Render every row below as a Markdown table with two columns, Number and Content, skipping blank lines and leaving out the pictures.
# EXTRACTED ENTRIES start
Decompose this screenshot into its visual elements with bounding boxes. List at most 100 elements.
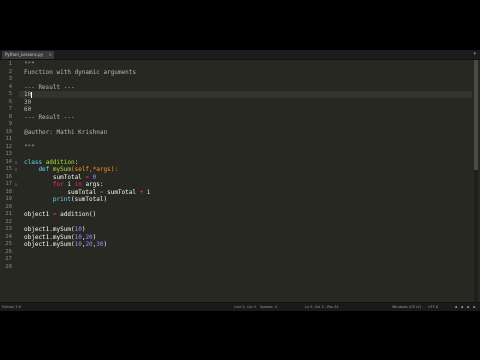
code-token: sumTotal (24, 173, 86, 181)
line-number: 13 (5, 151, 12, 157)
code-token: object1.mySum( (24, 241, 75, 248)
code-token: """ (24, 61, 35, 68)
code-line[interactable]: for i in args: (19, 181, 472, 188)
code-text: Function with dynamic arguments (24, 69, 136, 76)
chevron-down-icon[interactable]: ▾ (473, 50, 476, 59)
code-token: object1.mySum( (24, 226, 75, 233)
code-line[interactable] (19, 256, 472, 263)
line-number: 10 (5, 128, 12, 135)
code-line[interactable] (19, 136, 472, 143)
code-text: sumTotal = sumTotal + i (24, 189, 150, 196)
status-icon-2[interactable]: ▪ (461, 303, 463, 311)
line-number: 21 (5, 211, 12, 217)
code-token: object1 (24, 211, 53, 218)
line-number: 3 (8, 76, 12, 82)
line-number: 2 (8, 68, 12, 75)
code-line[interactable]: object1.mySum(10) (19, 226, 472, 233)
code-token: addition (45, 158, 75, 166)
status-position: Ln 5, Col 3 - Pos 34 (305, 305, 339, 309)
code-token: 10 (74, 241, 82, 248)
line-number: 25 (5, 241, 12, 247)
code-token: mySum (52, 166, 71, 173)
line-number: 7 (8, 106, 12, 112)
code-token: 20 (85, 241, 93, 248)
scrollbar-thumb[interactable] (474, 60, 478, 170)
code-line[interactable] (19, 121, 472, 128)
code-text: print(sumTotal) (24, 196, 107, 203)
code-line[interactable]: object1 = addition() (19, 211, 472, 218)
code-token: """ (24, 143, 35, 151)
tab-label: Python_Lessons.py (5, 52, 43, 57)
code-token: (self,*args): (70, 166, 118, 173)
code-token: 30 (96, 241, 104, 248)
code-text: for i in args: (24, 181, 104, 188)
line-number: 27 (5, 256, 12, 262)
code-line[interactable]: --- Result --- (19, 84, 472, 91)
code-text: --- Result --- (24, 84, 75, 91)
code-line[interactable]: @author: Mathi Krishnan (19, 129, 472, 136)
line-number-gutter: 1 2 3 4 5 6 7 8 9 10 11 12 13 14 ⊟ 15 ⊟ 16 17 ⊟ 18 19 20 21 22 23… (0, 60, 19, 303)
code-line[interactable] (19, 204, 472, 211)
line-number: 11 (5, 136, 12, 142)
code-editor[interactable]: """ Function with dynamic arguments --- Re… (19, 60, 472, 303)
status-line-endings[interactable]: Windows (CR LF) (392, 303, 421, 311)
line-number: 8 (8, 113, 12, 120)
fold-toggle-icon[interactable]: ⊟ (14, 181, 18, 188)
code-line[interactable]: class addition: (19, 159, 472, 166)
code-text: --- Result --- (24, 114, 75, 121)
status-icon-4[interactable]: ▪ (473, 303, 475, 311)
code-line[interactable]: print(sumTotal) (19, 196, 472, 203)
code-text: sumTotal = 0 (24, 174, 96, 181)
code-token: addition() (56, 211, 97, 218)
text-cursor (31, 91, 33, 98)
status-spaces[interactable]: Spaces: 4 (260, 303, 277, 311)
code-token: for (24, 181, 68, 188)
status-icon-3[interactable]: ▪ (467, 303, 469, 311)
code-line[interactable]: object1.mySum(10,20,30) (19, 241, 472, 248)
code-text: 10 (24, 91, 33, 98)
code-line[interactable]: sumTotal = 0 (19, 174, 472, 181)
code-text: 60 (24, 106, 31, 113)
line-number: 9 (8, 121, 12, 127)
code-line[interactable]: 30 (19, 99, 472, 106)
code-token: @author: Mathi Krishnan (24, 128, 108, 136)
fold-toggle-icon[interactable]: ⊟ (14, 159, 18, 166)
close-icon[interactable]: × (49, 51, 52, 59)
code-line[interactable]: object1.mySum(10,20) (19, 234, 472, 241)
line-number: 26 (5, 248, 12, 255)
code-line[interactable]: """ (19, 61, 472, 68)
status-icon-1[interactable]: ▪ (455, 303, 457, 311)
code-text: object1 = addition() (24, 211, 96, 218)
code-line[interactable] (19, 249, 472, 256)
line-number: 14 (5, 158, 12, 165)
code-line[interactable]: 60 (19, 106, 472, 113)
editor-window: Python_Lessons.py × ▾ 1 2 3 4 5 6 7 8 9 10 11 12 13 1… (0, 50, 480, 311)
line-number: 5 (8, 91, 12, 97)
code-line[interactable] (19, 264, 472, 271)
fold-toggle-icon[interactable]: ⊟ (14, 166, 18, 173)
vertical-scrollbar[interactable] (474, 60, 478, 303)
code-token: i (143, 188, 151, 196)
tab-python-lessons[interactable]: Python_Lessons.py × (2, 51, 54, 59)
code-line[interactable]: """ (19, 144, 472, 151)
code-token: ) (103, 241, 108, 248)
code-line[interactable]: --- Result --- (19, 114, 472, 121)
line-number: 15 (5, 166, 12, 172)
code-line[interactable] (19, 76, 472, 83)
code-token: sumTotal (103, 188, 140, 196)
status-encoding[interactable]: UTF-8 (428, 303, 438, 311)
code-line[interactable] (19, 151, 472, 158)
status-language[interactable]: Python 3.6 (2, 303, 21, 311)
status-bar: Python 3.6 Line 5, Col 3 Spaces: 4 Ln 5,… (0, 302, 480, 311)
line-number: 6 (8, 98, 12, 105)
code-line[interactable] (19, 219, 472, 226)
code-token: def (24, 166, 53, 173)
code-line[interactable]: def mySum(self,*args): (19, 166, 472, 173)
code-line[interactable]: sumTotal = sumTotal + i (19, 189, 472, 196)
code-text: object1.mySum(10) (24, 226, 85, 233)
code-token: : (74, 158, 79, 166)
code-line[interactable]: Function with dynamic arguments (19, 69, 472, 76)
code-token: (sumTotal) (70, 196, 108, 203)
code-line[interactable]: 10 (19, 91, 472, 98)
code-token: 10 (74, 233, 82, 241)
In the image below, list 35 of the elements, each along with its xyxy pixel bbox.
# EXTRACTED ENTRIES end
### [TASK SOLUTION]
| Number | Content |
|---|---|
| 1 | Decompose this screenshot into its visual elements with bounding boxes. List at most 100 elements. |
| 2 | code-token: sumTotal (24, 173, 86, 181) |
| 3 | line-number: 13 (5, 151, 12, 157) |
| 4 | code-token: object1.mySum( (24, 241, 75, 248) |
| 5 | code-token: """ (24, 61, 35, 68) |
| 6 | code-line[interactable]: for i in args: (19, 181, 472, 188) |
| 7 | code-text: Function with dynamic arguments (24, 69, 136, 76) |
| 8 | chevron-down-icon[interactable]: ▾ (473, 50, 476, 59) |
| 9 | code-token: object1.mySum( (24, 226, 75, 233) |
| 10 | code-line[interactable] (19, 256, 472, 263) |
| 11 | line-number: 10 (5, 128, 12, 135) |
| 12 | code-line[interactable] (19, 136, 472, 143) |
| 13 | code-text: sumTotal = sumTotal + i (24, 189, 150, 196) |
| 14 | status-icon-2[interactable]: ▪ (461, 303, 463, 311) |
| 15 | line-number: 21 (5, 211, 12, 217) |
| 16 | code-token: object1 (24, 211, 53, 218) |
| 17 | line-number: 3 (8, 76, 12, 82) |
| 18 | line-number: 2 (8, 68, 12, 75) |
| 19 | code-line[interactable]: object1.mySum(10) (19, 226, 472, 233) |
| 20 | code-token: addition (45, 158, 75, 166) |
| 21 | status-position: Ln 5, Col 3 - Pos 34 (305, 305, 339, 309) |
| 22 | code-token: 10 (74, 241, 82, 248) |
| 23 | line-number: 25 (5, 241, 12, 247) |
| 24 | code-token: mySum (52, 166, 71, 173) |
| 25 | line-number: 7 (8, 106, 12, 112) |
| 26 | code-token: 20 (85, 241, 93, 248) |
| 27 | scrollbar-thumb[interactable] (474, 60, 478, 170) |
| 28 | code-line[interactable] (19, 121, 472, 128) |
| 29 | code-text: print(sumTotal) (24, 196, 107, 203) |
| 30 | code-line[interactable]: object1 = addition() (19, 211, 472, 218) |
| 31 | code-token: """ (24, 143, 35, 151) |
| 32 | tab-label: Python_Lessons.py (5, 52, 43, 57) |
| 33 | code-token: (self,*args): (70, 166, 118, 173) |
| 34 | code-token: 30 (96, 241, 104, 248) |
| 35 | code-text: for i in args: (24, 181, 104, 188) |
| 36 | line-number: 27 (5, 256, 12, 262) |
| 37 | code-line[interactable]: --- Result --- (19, 84, 472, 91) |
| 38 | code-text: --- Result --- (24, 84, 75, 91) |
| 39 | code-line[interactable]: @author: Mathi Krishnan (19, 129, 472, 136) |
| 40 | line-number-gutter: 1 2 3 4 5 6 7 8 9 10 11 12 13 14 ⊟ 15 ⊟ 16 17 ⊟ 18 19 20 21 22 23… (0, 60, 19, 303) |
| 41 | code-line[interactable] (19, 204, 472, 211) |
| 42 | line-number: 11 (5, 136, 12, 142) |
| 43 | code-editor[interactable]: """ Function with dynamic arguments --- Re… (19, 60, 472, 303) |
| 44 | status-line-endings[interactable]: Windows (CR LF) (392, 303, 421, 311) |
| 45 | line-number: 8 (8, 113, 12, 120) |
| 46 | fold-toggle-icon[interactable]: ⊟ (14, 181, 18, 188) |
| 47 | code-line[interactable]: class addition: (19, 159, 472, 166) |
| 48 | code-text: --- Result --- (24, 114, 75, 121) |
| 49 | status-icon-4[interactable]: ▪ (473, 303, 475, 311) |
| 50 | code-line[interactable]: print(sumTotal) (19, 196, 472, 203) |
| 51 | code-text: sumTotal = 0 (24, 174, 96, 181) |
| 52 | code-token: addition() (56, 211, 97, 218) |
| 53 | text-cursor (31, 91, 33, 98) |
| 54 | status-spaces[interactable]: Spaces: 4 (260, 303, 277, 311) |
| 55 | code-token: for (24, 181, 68, 188) |
| 56 | status-icon-3[interactable]: ▪ (467, 303, 469, 311) |
| 57 | code-line[interactable]: object1.mySum(10,20,30) (19, 241, 472, 248) |
| 58 | code-text: 10 (24, 91, 33, 98) |
| 59 | code-line[interactable]: sumTotal = 0 (19, 174, 472, 181) |
| 60 | code-text: 60 (24, 106, 31, 113) |
| 61 | line-number: 9 (8, 121, 12, 127) |
| 62 | code-line[interactable]: 30 (19, 99, 472, 106) |
| 63 | code-token: @author: Mathi Krishnan (24, 128, 108, 136) |
| 64 | fold-toggle-icon[interactable]: ⊟ (14, 159, 18, 166) |
| 65 | close-icon[interactable]: × (49, 51, 52, 59) |
| 66 | code-line[interactable]: object1.mySum(10,20) (19, 234, 472, 241) |
| 67 | line-number: 26 (5, 248, 12, 255) |
| 68 | code-line[interactable]: """ (19, 61, 472, 68) |
| 69 | status-icon-1[interactable]: ▪ (455, 303, 457, 311) |
| 70 | code-text: object1 = addition() (24, 211, 96, 218) |
| 71 | code-line[interactable] (19, 249, 472, 256) |
| 72 | line-number: 14 (5, 158, 12, 165) |
| 73 | code-line[interactable]: 60 (19, 106, 472, 113) |
| 74 | editor-window: Python_Lessons.py × ▾ 1 2 3 4 5 6 7 8 9 10 11 12 13 1… (0, 50, 480, 311) |
| 75 | line-number: 5 (8, 91, 12, 97) |
| 76 | code-line[interactable] (19, 264, 472, 271) |
| 77 | fold-toggle-icon[interactable]: ⊟ (14, 166, 18, 173) |
| 78 | vertical-scrollbar[interactable] (474, 60, 478, 303) |
| 79 | code-token: i (143, 188, 151, 196) |
| 80 | tab-python-lessons[interactable]: Python_Lessons.py × (2, 51, 54, 59) |
| 81 | code-line[interactable]: """ (19, 144, 472, 151) |
| 82 | code-token: ) (103, 241, 108, 248) |
| 83 | code-line[interactable]: --- Result --- (19, 114, 472, 121) |
| 84 | line-number: 15 (5, 166, 12, 172) |
| 85 | code-line[interactable] (19, 76, 472, 83) |
| 86 | code-token: sumTotal (103, 188, 140, 196) |
| 87 | status-encoding[interactable]: UTF-8 (428, 303, 438, 311) |
| 88 | code-line[interactable] (19, 151, 472, 158) |
| 89 | status-language[interactable]: Python 3.6 (2, 303, 21, 311) |
| 90 | status-bar: Python 3.6 Line 5, Col 3 Spaces: 4 Ln 5,… (0, 302, 480, 311) |
| 91 | line-number: 6 (8, 98, 12, 105) |
| 92 | code-line[interactable] (19, 219, 472, 226) |
| 93 | code-token: def (24, 166, 53, 173) |
| 94 | code-line[interactable]: def mySum(self,*args): (19, 166, 472, 173) |
| 95 | code-line[interactable]: sumTotal = sumTotal + i (19, 189, 472, 196) |
| 96 | code-text: object1.mySum(10) (24, 226, 85, 233) |
| 97 | code-token: : (74, 158, 79, 166) |
| 98 | code-line[interactable]: Function with dynamic arguments (19, 69, 472, 76) |
| 99 | code-token: (sumTotal) (70, 196, 108, 203) |
| 100 | code-line[interactable]: 10 (19, 91, 472, 98) |
| 101 | code-token: 10 (74, 233, 82, 241) |
| 102 | In the image below, list 35 of the elements, each along with its xyxy pixel bbox. |